--- Entries from a dataset ---
## BEGIN

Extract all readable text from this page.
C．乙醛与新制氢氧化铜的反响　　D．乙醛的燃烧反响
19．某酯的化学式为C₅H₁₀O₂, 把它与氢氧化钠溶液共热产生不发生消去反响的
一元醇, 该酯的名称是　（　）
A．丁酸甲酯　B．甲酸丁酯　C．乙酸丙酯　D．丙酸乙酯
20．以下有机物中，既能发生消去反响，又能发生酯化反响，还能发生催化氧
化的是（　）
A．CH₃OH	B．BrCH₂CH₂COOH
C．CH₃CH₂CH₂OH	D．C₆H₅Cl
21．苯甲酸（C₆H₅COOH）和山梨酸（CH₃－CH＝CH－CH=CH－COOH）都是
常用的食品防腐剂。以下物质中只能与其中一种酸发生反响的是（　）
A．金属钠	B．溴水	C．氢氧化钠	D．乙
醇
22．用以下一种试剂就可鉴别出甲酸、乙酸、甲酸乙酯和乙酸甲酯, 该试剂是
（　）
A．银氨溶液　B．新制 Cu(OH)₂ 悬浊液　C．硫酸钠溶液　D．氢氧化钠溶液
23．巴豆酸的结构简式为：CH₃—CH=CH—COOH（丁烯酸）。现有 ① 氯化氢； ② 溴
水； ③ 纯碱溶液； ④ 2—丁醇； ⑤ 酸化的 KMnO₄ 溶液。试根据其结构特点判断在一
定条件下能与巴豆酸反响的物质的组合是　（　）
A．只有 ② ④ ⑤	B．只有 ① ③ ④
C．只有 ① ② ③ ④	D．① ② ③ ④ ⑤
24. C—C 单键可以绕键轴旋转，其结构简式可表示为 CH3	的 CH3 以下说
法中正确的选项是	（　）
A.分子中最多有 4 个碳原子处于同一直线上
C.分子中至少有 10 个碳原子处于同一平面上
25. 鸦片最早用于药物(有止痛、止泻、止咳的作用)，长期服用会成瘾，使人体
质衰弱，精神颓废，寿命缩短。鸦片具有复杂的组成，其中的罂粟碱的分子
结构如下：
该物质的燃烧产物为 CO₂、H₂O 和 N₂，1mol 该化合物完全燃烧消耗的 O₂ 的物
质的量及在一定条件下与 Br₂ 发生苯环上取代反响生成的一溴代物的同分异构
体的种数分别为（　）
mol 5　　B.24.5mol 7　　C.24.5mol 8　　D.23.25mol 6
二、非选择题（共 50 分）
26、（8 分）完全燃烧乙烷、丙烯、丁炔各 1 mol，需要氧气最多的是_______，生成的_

## END

--- Problem ---
Retype the whole listing, matching it exactly.

--- Task answer ---
Extract all readable text from this page.
C．乙醛与新制氢氧化铜的反响　　D．乙醛的燃烧反响
19．某酯的化学式为C₅H₁₀O₂, 把它与氢氧化钠溶液共热产生不发生消去反响的
一元醇, 该酯的名称是　（　）
A．丁酸甲酯　B．甲酸丁酯　C．乙酸丙酯　D．丙酸乙酯
20．以下有机物中，既能发生消去反响，又能发生酯化反响，还能发生催化氧
化的是（　）
A．CH₃OH	B．BrCH₂CH₂COOH
C．CH₃CH₂CH₂OH	D．C₆H₅Cl
21．苯甲酸（C₆H₅COOH）和山梨酸（CH₃－CH＝CH－CH=CH－COOH）都是
常用的食品防腐剂。以下物质中只能与其中一种酸发生反响的是（　）
A．金属钠	B．溴水	C．氢氧化钠	D．乙
醇
22．用以下一种试剂就可鉴别出甲酸、乙酸、甲酸乙酯和乙酸甲酯, 该试剂是
（　）
A．银氨溶液　B．新制 Cu(OH)₂ 悬浊液　C．硫酸钠溶液　D．氢氧化钠溶液
23．巴豆酸的结构简式为：CH₃—CH=CH—COOH（丁烯酸）。现有 ① 氯化氢； ② 溴
水； ③ 纯碱溶液； ④ 2—丁醇； ⑤ 酸化的 KMnO₄ 溶液。试根据其结构特点判断在一
定条件下能与巴豆酸反响的物质的组合是　（　）
A．只有 ② ④ ⑤	B．只有 ① ③ ④
C．只有 ① ② ③ ④	D．① ② ③ ④ ⑤
24. C—C 单键可以绕键轴旋转，其结构简式可表示为 CH3	的 CH3 以下说
法中正确的选项是	（　）
A.分子中最多有 4 个碳原子处于同一直线上
C.分子中至少有 10 个碳原子处于同一平面上
25. 鸦片最早用于药物(有止痛、止泻、止咳的作用)，长期服用会成瘾，使人体
质衰弱，精神颓废，寿命缩短。鸦片具有复杂的组成，其中的罂粟碱的分子
结构如下：
该物质的燃烧产物为 CO₂、H₂O 和 N₂，1mol 该化合物完全燃烧消耗的 O₂ 的物
质的量及在一定条件下与 Br₂ 发生苯环上取代反响生成的一溴代物的同分异构
体的种数分别为（　）
mol 5　　B.24.5mol 7　　C.24.5mol 8　　D.23.25mol 6
二、非选择题（共 50 分）
26、（8 分）完全燃烧乙烷、丙烯、丁炔各 1 mol，需要氧气最多的是_______，生成的_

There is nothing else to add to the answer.